EXERCISE:
Search the data for the string "редакции" and extract every line where it appears.

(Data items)
***

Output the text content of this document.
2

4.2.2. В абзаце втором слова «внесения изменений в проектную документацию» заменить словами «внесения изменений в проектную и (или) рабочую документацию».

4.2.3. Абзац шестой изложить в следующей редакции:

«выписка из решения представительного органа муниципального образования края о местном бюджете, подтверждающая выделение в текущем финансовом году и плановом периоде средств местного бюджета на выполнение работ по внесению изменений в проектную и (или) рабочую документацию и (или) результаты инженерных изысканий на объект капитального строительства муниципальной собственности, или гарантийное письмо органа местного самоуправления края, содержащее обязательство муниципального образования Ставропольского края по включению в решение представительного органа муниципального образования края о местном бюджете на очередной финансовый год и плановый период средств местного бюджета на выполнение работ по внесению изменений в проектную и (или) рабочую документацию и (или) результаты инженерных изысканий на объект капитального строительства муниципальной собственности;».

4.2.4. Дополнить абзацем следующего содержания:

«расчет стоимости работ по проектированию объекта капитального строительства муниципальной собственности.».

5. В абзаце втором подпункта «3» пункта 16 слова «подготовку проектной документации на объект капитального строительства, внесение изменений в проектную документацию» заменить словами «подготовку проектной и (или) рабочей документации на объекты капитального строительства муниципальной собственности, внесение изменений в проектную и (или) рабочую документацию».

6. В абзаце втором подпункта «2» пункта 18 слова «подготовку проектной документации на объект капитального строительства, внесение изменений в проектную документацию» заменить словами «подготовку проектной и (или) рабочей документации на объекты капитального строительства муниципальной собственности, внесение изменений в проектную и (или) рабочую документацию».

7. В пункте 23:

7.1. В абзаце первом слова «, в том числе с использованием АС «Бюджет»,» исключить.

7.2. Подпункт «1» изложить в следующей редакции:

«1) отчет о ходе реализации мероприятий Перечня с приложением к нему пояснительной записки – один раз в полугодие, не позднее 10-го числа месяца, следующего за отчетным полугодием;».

***

TASK RESPONSE:
4.2.3. Абзац шестой изложить в следующей редакции:
7.2. Подпункт «1» изложить в следующей редакции:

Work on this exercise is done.